• WHAT YOU HAVE TO DO:
Output the data below in full, character for character.

============

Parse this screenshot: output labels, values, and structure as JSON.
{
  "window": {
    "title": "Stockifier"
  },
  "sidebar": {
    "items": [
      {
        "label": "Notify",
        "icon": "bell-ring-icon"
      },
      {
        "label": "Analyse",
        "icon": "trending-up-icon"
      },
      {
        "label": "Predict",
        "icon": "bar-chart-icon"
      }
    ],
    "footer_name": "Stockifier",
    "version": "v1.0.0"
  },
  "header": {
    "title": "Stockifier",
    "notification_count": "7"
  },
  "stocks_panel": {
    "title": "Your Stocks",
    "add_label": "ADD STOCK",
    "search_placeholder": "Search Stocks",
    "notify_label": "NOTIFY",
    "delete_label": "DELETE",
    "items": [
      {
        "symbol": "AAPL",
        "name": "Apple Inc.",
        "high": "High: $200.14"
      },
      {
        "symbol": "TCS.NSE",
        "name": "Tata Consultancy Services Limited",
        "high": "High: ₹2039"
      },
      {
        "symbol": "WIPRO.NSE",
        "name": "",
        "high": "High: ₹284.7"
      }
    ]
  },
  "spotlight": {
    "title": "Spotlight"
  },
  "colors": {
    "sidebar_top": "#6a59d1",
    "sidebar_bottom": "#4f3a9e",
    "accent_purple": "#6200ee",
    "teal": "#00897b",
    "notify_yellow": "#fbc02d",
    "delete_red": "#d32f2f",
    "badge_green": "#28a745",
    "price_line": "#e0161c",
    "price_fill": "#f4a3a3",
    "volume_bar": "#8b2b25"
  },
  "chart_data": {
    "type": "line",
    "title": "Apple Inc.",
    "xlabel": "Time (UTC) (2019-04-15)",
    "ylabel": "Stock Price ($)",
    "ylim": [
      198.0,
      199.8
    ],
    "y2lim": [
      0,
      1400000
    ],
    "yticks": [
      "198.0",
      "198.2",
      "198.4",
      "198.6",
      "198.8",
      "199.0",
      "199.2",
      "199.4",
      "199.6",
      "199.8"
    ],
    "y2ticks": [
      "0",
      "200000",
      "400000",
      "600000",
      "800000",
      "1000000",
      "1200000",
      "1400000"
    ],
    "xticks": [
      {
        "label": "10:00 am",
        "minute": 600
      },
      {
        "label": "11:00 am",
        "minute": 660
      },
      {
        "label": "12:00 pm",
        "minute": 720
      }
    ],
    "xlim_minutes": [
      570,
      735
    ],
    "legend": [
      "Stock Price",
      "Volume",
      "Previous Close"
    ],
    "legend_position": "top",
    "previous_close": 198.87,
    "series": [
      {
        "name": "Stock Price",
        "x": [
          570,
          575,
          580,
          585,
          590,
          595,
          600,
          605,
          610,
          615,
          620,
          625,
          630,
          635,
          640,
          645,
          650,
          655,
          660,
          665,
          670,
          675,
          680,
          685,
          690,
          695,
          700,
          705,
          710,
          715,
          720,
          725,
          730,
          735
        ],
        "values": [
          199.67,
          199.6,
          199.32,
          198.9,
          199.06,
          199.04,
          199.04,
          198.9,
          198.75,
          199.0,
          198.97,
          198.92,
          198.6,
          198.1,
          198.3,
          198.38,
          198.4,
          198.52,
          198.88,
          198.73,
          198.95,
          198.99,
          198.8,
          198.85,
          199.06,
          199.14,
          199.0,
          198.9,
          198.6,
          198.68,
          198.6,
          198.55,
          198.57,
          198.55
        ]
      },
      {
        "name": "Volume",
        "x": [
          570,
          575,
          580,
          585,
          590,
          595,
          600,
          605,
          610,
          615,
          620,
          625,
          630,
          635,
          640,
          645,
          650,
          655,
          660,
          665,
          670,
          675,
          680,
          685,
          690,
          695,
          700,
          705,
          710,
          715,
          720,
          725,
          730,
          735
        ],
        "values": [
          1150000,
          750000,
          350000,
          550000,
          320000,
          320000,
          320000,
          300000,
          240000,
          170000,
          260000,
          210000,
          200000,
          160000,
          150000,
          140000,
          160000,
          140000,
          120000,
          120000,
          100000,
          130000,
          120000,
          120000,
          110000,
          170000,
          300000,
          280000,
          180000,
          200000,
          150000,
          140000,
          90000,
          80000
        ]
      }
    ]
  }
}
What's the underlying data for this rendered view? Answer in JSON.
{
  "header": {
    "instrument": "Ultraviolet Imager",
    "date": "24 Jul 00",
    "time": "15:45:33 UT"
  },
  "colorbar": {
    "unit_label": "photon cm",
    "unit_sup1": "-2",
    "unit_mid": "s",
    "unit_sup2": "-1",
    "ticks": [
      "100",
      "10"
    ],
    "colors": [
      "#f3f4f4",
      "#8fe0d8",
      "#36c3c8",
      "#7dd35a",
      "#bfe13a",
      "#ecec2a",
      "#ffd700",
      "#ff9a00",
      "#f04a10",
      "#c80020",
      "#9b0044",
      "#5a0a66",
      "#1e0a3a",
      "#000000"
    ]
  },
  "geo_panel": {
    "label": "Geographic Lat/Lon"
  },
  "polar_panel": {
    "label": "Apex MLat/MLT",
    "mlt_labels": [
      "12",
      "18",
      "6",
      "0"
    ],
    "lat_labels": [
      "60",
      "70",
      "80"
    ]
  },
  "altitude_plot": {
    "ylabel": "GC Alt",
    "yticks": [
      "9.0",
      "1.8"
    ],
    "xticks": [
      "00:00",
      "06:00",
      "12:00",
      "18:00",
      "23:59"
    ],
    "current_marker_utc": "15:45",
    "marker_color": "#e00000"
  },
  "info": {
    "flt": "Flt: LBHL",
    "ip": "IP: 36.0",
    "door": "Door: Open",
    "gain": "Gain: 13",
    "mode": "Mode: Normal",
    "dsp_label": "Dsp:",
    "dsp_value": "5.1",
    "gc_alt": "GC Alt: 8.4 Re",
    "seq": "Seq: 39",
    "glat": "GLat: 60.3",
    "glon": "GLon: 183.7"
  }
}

============

• ANSWER TO THIS PROBLEM:
Parse this screenshot: output labels, values, and structure as JSON.
{
  "window": {
    "title": "Stockifier"
  },
  "sidebar": {
    "items": [
      {
        "label": "Notify",
        "icon": "bell-ring-icon"
      },
      {
        "label": "Analyse",
        "icon": "trending-up-icon"
      },
      {
        "label": "Predict",
        "icon": "bar-chart-icon"
      }
    ],
    "footer_name": "Stockifier",
    "version": "v1.0.0"
  },
  "header": {
    "title": "Stockifier",
    "notification_count": "7"
  },
  "stocks_panel": {
    "title": "Your Stocks",
    "add_label": "ADD STOCK",
    "search_placeholder": "Search Stocks",
    "notify_label": "NOTIFY",
    "delete_label": "DELETE",
    "items": [
      {
        "symbol": "AAPL",
        "name": "Apple Inc.",
        "high": "High: $200.14"
      },
      {
        "symbol": "TCS.NSE",
        "name": "Tata Consultancy Services Limited",
        "high": "High: ₹2039"
      },
      {
        "symbol": "WIPRO.NSE",
        "name": "",
        "high": "High: ₹284.7"
      }
    ]
  },
  "spotlight": {
    "title": "Spotlight"
  },
  "colors": {
    "sidebar_top": "#6a59d1",
    "sidebar_bottom": "#4f3a9e",
    "accent_purple": "#6200ee",
    "teal": "#00897b",
    "notify_yellow": "#fbc02d",
    "delete_red": "#d32f2f",
    "badge_green": "#28a745",
    "price_line": "#e0161c",
    "price_fill": "#f4a3a3",
    "volume_bar": "#8b2b25"
  },
  "chart_data": {
    "type": "line",
    "title": "Apple Inc.",
    "xlabel": "Time (UTC) (2019-04-15)",
    "ylabel": "Stock Price ($)",
    "ylim": [
      198.0,
      199.8
    ],
    "y2lim": [
      0,
      1400000
    ],
    "yticks": [
      "198.0",
      "198.2",
      "198.4",
      "198.6",
      "198.8",
      "199.0",
      "199.2",
      "199.4",
      "199.6",
      "199.8"
    ],
    "y2ticks": [
      "0",
      "200000",
      "400000",
      "600000",
      "800000",
      "1000000",
      "1200000",
      "1400000"
    ],
    "xticks": [
      {
        "label": "10:00 am",
        "minute": 600
      },
      {
        "label": "11:00 am",
        "minute": 660
      },
      {
        "label": "12:00 pm",
        "minute": 720
      }
    ],
    "xlim_minutes": [
      570,
      735
    ],
    "legend": [
      "Stock Price",
      "Volume",
      "Previous Close"
    ],
    "legend_position": "top",
    "previous_close": 198.87,
    "series": [
      {
        "name": "Stock Price",
        "x": [
          570,
          575,
          580,
          585,
          590,
          595,
          600,
          605,
          610,
          615,
          620,
          625,
          630,
          635,
          640,
          645,
          650,
          655,
          660,
          665,
          670,
          675,
          680,
          685,
          690,
          695,
          700,
          705,
          710,
          715,
          720,
          725,
          730,
          735
        ],
        "values": [
          199.67,
          199.6,
          199.32,
          198.9,
          199.06,
          199.04,
          199.04,
          198.9,
          198.75,
          199.0,
          198.97,
          198.92,
          198.6,
          198.1,
          198.3,
          198.38,
          198.4,
          198.52,
          198.88,
          198.73,
          198.95,
          198.99,
          198.8,
          198.85,
          199.06,
          199.14,
          199.0,
          198.9,
          198.6,
          198.68,
          198.6,
          198.55,
          198.57,
          198.55
        ]
      },
      {
        "name": "Volume",
        "x": [
          570,
          575,
          580,
          585,
          590,
          595,
          600,
          605,
          610,
          615,
          620,
          625,
          630,
          635,
          640,
          645,
          650,
          655,
          660,
          665,
          670,
          675,
          680,
          685,
          690,
          695,
          700,
          705,
          710,
          715,
          720,
          725,
          730,
          735
        ],
        "values": [
          1150000,
          750000,
          350000,
          550000,
          320000,
          320000,
          320000,
          300000,
          240000,
          170000,
          260000,
          210000,
          200000,
          160000,
          150000,
          140000,
          160000,
          140000,
          120000,
          120000,
          100000,
          130000,
          120000,
          120000,
          110000,
          170000,
          300000,
          280000,
          180000,
          200000,
          150000,
          140000,
          90000,
          80000
        ]
      }
    ]
  }
}
What's the underlying data for this rendered view? Answer in JSON.
{
  "header": {
    "instrument": "Ultraviolet Imager",
    "date": "24 Jul 00",
    "time": "15:45:33 UT"
  },
  "colorbar": {
    "unit_label": "photon cm",
    "unit_sup1": "-2",
    "unit_mid": "s",
    "unit_sup2": "-1",
    "ticks": [
      "100",
      "10"
    ],
    "colors": [
      "#f3f4f4",
      "#8fe0d8",
      "#36c3c8",
      "#7dd35a",
      "#bfe13a",
      "#ecec2a",
      "#ffd700",
      "#ff9a00",
      "#f04a10",
      "#c80020",
      "#9b0044",
      "#5a0a66",
      "#1e0a3a",
      "#000000"
    ]
  },
  "geo_panel": {
    "label": "Geographic Lat/Lon"
  },
  "polar_panel": {
    "label": "Apex MLat/MLT",
    "mlt_labels": [
      "12",
      "18",
      "6",
      "0"
    ],
    "lat_labels": [
      "60",
      "70",
      "80"
    ]
  },
  "altitude_plot": {
    "ylabel": "GC Alt",
    "yticks": [
      "9.0",
      "1.8"
    ],
    "xticks": [
      "00:00",
      "06:00",
      "12:00",
      "18:00",
      "23:59"
    ],
    "current_marker_utc": "15:45",
    "marker_color": "#e00000"
  },
  "info": {
    "flt": "Flt: LBHL",
    "ip": "IP: 36.0",
    "door": "Door: Open",
    "gain": "Gain: 13",
    "mode": "Mode: Normal",
    "dsp_label": "Dsp:",
    "dsp_value": "5.1",
    "gc_alt": "GC Alt: 8.4 Re",
    "seq": "Seq: 39",
    "glat": "GLat: 60.3",
    "glon": "GLon: 183.7"
  }
}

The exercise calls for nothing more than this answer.